WRITTEN INSTRUCTION ->
Copy out every line in which the string "Cell" occurs.

[begin DATASET EXCERPTS]

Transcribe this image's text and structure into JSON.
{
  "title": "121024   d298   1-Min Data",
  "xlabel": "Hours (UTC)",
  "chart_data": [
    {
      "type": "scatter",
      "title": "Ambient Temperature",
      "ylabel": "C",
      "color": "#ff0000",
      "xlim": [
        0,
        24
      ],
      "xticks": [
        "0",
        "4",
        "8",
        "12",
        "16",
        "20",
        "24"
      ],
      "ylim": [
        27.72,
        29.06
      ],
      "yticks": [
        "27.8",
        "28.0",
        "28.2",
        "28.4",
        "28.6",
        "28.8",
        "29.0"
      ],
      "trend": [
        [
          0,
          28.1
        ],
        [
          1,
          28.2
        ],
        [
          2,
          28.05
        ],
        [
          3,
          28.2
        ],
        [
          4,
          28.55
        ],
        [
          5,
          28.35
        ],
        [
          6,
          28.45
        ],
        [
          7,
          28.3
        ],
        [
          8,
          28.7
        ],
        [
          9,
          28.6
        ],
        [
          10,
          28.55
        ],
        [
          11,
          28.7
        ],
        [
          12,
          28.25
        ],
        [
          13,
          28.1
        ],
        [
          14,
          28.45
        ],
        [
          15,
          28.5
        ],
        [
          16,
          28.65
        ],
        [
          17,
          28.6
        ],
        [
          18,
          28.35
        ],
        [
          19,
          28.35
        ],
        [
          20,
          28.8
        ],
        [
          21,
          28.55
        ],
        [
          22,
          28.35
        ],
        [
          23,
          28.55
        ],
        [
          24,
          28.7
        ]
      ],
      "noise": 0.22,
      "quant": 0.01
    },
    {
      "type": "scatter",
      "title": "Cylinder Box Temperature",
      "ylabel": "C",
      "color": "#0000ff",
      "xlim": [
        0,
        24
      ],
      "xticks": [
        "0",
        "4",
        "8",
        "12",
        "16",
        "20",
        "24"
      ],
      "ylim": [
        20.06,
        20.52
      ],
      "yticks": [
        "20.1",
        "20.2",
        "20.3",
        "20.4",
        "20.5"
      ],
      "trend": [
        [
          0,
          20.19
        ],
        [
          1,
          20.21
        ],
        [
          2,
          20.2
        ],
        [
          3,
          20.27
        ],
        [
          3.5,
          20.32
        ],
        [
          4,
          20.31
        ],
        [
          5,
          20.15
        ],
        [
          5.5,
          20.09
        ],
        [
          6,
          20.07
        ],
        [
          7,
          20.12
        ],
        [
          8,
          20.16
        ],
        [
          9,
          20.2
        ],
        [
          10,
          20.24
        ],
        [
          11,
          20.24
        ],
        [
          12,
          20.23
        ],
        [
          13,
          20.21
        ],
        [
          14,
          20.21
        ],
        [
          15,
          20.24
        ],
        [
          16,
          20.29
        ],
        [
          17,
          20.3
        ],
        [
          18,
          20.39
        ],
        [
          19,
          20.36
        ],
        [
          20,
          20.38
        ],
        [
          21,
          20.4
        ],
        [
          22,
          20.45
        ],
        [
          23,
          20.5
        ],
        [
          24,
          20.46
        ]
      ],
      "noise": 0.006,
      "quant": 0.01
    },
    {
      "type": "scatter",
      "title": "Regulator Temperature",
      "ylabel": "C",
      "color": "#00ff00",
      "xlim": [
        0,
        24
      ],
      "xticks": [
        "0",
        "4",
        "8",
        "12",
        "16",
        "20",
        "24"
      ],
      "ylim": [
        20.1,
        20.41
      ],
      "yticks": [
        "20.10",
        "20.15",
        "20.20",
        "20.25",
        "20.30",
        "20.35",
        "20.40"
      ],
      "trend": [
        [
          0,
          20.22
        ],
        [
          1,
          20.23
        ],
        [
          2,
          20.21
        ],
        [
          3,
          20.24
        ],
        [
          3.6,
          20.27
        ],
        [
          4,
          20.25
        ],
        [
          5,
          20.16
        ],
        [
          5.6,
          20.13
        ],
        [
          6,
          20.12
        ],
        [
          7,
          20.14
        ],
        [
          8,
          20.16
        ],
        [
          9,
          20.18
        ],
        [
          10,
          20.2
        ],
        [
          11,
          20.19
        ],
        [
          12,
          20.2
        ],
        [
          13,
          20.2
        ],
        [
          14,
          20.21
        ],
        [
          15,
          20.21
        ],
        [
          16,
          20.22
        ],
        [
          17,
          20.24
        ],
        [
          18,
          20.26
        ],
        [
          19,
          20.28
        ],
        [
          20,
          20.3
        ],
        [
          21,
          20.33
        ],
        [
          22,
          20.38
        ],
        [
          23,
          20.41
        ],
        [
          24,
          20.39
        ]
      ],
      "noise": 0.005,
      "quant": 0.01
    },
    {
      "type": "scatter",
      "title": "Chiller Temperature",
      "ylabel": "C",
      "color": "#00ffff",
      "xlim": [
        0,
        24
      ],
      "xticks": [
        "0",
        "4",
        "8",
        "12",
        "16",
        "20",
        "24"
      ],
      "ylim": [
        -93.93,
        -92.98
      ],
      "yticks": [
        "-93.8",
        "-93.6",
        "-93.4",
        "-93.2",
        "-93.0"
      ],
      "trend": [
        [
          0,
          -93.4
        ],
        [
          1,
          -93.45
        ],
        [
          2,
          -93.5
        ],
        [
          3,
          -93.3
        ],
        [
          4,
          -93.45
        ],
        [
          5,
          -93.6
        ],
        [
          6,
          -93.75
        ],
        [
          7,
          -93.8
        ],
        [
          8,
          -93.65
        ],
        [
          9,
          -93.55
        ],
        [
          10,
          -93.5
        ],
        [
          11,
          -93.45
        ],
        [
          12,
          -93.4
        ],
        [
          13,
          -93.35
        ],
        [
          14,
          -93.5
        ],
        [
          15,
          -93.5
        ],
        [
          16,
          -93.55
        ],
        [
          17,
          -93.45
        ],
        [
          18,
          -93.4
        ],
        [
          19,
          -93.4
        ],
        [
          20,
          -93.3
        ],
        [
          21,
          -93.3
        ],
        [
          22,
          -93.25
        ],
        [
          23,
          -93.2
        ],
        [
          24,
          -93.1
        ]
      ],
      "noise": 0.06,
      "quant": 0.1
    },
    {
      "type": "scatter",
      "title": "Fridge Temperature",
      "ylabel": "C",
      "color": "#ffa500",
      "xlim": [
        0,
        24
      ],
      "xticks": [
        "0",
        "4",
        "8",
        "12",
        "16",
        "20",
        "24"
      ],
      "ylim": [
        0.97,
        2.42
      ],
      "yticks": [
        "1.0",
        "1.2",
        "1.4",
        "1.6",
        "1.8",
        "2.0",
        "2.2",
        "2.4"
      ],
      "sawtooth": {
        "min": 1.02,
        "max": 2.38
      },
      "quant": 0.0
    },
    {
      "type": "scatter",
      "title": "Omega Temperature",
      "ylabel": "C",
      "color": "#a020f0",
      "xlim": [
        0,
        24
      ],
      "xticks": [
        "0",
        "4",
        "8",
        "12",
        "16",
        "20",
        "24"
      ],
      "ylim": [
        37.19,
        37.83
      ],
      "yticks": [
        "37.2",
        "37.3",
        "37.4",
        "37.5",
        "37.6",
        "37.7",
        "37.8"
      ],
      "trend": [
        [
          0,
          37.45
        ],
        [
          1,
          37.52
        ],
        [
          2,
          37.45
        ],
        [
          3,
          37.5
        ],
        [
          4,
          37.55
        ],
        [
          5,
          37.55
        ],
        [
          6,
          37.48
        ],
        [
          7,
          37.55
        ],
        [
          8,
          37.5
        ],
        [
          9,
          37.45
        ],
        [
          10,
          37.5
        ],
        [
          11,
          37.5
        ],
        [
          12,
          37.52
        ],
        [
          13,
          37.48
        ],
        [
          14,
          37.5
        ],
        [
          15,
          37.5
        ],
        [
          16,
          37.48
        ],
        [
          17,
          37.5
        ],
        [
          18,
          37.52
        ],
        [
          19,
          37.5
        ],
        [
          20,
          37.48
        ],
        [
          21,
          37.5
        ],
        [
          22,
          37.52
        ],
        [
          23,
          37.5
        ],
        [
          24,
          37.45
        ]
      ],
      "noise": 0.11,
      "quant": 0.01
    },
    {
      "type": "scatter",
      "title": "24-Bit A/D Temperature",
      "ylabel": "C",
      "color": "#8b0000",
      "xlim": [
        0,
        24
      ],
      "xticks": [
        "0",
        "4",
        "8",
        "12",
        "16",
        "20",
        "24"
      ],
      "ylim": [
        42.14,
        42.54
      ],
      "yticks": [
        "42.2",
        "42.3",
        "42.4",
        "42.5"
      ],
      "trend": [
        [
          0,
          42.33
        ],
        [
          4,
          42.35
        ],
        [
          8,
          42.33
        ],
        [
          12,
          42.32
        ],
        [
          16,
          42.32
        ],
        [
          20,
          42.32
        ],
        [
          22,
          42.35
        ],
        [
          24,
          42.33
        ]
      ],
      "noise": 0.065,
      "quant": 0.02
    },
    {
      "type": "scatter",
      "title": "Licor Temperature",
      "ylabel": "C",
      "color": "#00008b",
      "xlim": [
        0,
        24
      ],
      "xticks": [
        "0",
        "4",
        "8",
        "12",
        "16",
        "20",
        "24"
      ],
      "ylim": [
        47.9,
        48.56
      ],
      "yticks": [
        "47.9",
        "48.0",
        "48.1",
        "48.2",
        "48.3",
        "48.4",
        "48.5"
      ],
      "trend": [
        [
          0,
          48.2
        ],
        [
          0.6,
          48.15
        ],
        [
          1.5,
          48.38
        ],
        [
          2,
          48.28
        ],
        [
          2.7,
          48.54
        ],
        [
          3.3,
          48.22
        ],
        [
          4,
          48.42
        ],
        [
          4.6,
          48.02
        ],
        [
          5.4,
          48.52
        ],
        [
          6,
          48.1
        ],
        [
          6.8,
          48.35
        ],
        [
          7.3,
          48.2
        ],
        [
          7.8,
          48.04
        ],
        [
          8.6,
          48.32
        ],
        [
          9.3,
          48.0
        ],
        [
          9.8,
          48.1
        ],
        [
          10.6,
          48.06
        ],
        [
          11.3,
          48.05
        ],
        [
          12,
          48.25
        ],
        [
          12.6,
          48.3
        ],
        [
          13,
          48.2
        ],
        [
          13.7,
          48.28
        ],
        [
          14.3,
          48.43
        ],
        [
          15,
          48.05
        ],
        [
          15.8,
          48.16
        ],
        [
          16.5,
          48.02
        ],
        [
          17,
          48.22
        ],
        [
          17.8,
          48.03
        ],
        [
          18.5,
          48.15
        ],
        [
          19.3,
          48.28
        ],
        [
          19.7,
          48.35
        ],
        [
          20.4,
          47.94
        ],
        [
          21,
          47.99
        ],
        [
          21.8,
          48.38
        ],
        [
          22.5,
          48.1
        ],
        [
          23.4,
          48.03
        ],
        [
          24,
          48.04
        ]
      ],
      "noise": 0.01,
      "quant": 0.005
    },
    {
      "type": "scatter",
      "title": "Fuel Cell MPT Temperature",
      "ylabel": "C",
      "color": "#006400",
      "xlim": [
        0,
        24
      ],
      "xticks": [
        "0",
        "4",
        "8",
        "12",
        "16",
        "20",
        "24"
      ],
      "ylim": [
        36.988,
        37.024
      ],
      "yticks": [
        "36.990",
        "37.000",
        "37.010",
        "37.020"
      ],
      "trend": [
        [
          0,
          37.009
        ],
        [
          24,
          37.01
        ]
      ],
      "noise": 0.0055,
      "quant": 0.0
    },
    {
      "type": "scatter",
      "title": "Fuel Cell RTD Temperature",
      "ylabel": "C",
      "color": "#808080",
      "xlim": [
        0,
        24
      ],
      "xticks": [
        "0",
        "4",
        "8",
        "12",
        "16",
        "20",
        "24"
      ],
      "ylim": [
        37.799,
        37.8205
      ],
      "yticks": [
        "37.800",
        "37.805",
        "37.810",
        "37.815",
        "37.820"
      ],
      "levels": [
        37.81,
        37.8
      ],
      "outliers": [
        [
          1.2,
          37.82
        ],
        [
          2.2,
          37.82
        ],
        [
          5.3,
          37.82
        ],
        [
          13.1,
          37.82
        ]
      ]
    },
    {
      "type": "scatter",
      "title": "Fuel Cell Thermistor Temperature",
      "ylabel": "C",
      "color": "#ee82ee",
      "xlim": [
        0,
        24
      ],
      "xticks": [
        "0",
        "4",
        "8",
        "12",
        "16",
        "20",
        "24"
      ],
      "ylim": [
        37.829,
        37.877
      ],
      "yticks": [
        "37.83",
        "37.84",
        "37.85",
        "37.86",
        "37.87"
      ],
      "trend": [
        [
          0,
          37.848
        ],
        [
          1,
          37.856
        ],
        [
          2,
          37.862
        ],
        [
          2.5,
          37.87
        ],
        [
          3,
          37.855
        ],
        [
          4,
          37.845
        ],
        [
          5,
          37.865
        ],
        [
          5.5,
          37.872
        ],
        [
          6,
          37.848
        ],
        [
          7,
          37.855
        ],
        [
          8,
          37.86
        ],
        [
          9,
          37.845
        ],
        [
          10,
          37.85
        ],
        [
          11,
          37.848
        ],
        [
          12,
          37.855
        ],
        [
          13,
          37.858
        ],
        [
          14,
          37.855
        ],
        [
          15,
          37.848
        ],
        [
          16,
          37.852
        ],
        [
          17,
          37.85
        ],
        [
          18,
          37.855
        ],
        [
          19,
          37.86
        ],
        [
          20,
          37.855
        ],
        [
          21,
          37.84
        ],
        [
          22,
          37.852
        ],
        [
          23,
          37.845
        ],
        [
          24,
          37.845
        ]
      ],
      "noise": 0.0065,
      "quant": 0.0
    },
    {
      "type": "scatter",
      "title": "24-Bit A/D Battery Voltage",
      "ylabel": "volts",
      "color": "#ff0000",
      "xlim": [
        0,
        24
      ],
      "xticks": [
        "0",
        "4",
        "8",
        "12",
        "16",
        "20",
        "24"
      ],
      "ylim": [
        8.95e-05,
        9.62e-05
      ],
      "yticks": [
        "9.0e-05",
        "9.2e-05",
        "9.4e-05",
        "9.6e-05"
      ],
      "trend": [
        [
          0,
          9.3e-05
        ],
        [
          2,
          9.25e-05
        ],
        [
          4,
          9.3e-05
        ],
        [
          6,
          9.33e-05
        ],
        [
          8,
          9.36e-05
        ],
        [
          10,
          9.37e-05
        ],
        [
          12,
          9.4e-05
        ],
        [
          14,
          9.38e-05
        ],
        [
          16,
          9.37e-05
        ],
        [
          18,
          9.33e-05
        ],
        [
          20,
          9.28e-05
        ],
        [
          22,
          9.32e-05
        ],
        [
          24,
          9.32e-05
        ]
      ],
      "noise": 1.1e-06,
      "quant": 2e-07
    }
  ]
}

[end DATASET EXCERPTS]

TASK SOLUTION ->
      "title": "Fuel Cell MPT Temperature",
      "title": "Fuel Cell RTD Temperature",
      "title": "Fuel Cell Thermistor Temperature",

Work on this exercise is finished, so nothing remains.